AIM:
Go through the records underneath and count the lines that include the string "查看详情". Give nothing but the number.

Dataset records
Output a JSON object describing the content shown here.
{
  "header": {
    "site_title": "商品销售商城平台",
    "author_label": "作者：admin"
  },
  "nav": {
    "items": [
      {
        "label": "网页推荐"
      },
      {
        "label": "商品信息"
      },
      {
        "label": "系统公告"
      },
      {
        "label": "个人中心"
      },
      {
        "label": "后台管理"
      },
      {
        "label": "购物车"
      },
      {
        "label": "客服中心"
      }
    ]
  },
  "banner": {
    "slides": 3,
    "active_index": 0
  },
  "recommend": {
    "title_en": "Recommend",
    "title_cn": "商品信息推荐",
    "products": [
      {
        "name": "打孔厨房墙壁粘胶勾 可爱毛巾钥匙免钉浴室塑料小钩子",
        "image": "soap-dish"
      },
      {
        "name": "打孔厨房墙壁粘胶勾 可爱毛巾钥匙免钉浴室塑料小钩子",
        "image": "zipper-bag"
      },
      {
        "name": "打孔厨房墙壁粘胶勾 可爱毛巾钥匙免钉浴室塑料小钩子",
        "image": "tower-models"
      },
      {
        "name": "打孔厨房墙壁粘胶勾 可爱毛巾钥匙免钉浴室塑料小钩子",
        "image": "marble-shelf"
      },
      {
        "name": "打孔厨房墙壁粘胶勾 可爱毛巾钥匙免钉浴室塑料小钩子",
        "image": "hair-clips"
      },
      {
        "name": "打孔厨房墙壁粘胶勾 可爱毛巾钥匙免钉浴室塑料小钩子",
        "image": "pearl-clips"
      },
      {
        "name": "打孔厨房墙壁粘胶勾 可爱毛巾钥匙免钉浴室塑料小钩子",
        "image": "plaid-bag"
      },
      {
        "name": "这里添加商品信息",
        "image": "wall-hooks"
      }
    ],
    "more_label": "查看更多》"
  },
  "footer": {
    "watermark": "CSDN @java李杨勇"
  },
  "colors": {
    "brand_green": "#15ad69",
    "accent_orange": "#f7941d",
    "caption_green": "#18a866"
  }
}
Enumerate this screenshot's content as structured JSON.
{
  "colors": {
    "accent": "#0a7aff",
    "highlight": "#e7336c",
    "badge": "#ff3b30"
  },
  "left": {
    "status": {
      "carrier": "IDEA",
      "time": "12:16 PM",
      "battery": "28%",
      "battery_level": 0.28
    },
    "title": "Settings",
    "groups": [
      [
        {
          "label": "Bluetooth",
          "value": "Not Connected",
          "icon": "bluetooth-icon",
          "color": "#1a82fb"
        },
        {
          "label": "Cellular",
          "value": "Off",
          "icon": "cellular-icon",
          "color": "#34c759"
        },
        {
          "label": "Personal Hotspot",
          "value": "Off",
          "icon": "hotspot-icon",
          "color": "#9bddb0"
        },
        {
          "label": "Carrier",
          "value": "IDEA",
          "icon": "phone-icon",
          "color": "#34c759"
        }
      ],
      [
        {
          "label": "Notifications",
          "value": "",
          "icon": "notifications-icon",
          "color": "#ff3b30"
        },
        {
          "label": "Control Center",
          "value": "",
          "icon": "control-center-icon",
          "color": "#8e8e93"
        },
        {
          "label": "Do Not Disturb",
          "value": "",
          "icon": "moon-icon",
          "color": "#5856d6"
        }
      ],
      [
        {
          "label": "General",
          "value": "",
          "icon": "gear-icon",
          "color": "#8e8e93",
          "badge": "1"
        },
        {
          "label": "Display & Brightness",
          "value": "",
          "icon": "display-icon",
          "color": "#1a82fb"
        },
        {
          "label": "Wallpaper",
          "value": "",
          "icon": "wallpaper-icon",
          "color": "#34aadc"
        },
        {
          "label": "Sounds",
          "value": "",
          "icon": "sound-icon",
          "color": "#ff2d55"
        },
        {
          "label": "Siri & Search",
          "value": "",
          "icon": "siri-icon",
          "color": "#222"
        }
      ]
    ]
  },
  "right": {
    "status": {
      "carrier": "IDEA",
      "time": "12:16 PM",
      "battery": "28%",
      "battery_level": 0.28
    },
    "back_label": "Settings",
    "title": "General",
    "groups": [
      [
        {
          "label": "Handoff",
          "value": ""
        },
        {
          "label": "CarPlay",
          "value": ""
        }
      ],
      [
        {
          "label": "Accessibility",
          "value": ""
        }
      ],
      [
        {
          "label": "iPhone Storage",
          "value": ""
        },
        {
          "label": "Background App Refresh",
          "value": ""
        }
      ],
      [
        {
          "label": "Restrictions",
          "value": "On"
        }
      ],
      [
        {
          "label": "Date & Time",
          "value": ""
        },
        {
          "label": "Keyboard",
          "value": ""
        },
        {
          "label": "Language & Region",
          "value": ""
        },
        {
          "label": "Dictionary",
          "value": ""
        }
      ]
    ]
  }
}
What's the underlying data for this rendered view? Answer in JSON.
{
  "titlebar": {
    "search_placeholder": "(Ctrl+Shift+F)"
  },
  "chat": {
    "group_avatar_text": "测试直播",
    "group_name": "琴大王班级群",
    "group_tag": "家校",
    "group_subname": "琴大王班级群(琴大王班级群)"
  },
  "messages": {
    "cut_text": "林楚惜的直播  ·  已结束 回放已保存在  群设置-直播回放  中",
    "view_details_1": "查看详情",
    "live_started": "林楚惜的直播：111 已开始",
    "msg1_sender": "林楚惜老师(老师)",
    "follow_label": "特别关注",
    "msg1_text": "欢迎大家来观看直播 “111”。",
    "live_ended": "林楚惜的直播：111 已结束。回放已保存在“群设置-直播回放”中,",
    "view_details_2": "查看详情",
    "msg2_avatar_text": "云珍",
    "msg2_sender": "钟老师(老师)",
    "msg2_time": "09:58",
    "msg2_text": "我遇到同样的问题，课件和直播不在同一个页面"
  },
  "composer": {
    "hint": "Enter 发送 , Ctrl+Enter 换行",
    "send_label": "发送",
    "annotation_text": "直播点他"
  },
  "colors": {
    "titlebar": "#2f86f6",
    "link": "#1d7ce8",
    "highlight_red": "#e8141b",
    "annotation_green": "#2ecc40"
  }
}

FINISHED EXERCISE:
2